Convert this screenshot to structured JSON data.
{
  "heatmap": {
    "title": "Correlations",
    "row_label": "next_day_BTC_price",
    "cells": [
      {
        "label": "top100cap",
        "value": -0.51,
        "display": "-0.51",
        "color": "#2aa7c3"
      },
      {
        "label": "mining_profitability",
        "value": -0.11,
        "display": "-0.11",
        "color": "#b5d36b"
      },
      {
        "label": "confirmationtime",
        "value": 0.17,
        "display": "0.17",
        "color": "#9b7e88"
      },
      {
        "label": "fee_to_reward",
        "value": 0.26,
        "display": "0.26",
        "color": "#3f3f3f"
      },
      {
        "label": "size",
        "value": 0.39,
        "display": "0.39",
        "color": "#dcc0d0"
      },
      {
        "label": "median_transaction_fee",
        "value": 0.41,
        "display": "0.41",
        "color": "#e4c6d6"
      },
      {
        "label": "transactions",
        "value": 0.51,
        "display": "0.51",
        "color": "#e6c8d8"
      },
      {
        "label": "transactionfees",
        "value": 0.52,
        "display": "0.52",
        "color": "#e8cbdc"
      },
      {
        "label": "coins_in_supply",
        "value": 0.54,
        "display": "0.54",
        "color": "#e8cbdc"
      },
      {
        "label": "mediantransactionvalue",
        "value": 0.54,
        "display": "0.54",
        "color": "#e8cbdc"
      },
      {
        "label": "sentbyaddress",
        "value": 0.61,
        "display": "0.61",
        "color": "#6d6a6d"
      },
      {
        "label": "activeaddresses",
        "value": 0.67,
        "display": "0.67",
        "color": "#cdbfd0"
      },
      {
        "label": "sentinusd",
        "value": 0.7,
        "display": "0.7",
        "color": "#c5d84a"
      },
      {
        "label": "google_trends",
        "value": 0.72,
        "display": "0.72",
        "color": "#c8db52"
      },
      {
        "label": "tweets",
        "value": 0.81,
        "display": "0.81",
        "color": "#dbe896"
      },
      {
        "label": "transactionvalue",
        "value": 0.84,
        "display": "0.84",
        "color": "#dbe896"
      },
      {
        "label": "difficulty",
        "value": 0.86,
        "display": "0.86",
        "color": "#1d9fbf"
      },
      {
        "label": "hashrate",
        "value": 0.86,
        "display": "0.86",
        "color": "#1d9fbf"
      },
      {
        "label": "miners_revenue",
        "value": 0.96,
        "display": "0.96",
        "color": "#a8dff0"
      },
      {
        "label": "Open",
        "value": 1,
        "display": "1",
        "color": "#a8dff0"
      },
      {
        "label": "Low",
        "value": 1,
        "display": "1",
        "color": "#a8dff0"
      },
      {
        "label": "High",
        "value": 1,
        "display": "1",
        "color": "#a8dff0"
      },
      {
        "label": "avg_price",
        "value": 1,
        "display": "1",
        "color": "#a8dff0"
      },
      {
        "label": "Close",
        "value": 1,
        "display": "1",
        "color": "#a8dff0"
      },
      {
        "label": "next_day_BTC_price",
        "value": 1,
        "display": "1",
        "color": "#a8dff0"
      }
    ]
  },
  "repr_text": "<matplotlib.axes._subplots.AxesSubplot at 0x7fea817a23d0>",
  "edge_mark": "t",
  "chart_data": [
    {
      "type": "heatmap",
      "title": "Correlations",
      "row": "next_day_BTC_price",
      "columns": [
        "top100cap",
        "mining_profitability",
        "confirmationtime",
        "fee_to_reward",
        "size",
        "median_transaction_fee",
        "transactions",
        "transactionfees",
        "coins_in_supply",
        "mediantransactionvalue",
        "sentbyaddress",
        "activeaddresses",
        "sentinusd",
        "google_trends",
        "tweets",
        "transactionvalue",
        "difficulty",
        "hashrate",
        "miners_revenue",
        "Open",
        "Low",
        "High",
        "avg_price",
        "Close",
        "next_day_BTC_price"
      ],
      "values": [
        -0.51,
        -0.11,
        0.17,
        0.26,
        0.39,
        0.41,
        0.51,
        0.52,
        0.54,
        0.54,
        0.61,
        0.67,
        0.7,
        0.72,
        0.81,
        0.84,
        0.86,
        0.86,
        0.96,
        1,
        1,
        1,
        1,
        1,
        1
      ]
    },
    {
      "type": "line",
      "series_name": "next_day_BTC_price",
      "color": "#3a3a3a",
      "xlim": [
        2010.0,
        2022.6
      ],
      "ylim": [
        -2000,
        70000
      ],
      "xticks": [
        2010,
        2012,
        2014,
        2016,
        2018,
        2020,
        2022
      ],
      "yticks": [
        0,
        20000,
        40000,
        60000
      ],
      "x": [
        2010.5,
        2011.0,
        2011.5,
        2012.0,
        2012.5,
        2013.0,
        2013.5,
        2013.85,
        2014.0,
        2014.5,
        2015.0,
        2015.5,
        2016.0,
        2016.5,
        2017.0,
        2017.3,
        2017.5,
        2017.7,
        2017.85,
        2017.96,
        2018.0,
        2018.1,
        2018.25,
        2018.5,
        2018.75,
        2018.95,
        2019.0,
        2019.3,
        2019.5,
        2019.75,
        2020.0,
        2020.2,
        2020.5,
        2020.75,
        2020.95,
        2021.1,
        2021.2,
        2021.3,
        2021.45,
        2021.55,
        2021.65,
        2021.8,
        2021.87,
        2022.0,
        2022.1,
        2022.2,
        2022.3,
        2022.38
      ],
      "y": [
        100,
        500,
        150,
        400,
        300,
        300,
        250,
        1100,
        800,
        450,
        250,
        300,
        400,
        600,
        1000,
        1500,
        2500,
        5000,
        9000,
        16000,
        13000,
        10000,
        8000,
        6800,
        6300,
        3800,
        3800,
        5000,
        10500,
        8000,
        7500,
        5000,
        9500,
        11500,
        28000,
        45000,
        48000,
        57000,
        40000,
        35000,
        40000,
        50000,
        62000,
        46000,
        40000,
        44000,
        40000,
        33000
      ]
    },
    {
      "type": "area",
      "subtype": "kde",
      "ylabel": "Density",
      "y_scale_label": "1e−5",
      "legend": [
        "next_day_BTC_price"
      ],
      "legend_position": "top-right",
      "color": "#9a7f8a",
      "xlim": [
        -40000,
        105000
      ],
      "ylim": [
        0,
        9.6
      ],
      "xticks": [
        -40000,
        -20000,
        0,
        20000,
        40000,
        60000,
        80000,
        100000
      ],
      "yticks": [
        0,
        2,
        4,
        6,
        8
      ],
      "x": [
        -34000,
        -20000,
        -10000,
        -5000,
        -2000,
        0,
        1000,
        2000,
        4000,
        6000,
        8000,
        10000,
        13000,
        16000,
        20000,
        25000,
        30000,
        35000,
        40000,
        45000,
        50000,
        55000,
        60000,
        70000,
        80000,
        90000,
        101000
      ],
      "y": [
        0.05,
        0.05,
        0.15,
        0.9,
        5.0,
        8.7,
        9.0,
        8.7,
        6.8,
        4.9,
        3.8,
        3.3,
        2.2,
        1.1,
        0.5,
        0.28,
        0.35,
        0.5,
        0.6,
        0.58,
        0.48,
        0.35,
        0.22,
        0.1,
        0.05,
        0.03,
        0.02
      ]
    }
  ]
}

§ **Problem requirements**:
Keep only the lines that hold the string "mediantransactionvalue", and copy them out.

§ **Response to this task**:
        "label": "mediantransactionvalue",
        "mediantransactionvalue",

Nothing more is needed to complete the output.